To do: Tally the lines in these records that hold the string "icon", and reply with the number alone.

-- begin Records to process --

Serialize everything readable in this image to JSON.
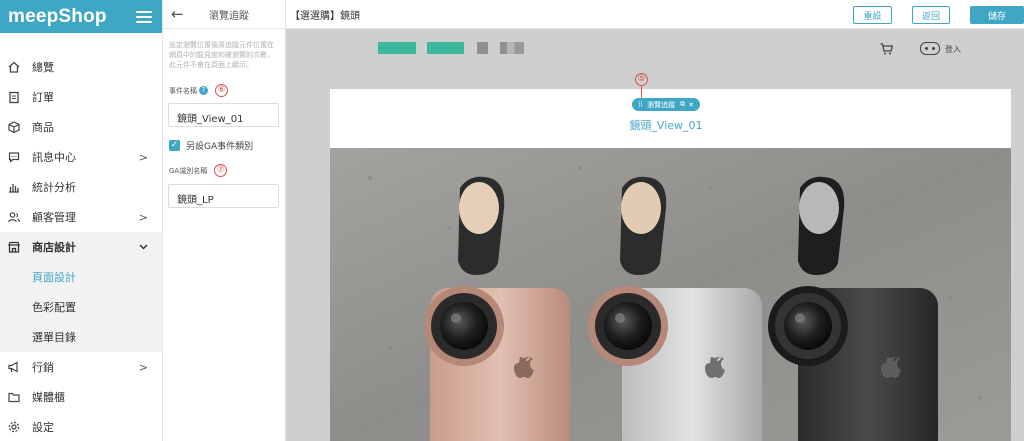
{
  "sidebar": {
    "logo": "meepShop",
    "items": [
      {
        "label": "總覽",
        "icon": "home-icon",
        "chevron": ""
      },
      {
        "label": "訂單",
        "icon": "clipboard-icon",
        "chevron": ""
      },
      {
        "label": "商品",
        "icon": "box-icon",
        "chevron": ""
      },
      {
        "label": "訊息中心",
        "icon": "chat-icon",
        "chevron": ">"
      },
      {
        "label": "統計分析",
        "icon": "bar-chart-icon",
        "chevron": ""
      },
      {
        "label": "顧客管理",
        "icon": "users-icon",
        "chevron": ">"
      },
      {
        "label": "商店設計",
        "icon": "store-icon",
        "chevron": "⌄"
      },
      {
        "label": "行銷",
        "icon": "megaphone-icon",
        "chevron": ">"
      },
      {
        "label": "媒體櫃",
        "icon": "folder-icon",
        "chevron": ""
      },
      {
        "label": "設定",
        "icon": "gear-icon",
        "chevron": ""
      }
    ],
    "subitems": [
      {
        "label": "頁面設計"
      },
      {
        "label": "色彩配置"
      },
      {
        "label": "選單目錄"
      }
    ]
  },
  "panel": {
    "title": "瀏覽追蹤",
    "description": "設定瀏覽位置後將追蹤元件位置在網頁中的能見度和被瀏覽的次數，此元件不會在頁面上顯示。",
    "event_label": "事件名稱",
    "event_help": "?",
    "event_mark": "⑥",
    "event_value": "鏡頭_View_01",
    "checkbox_label": "另設GA事件類別",
    "checkbox_mark": "✓",
    "ga_label": "GA識別名稱",
    "ga_mark": "⑦",
    "ga_value": "鏡頭_LP"
  },
  "topbar": {
    "page_title": "【選選購】鏡頭",
    "reset": "重設",
    "back": "返回",
    "save": "儲存"
  },
  "canvas": {
    "login": "登入",
    "mark": "⑤",
    "pill_label": "瀏覽追蹤",
    "tracking_title": "鏡頭_View_01"
  },
  "colors": {
    "accent": "#3fa6c4",
    "annotation": "#d9534f",
    "pixel_green": "#3cb89a"
  }
}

-- end Records to process --

Completed exercise: 10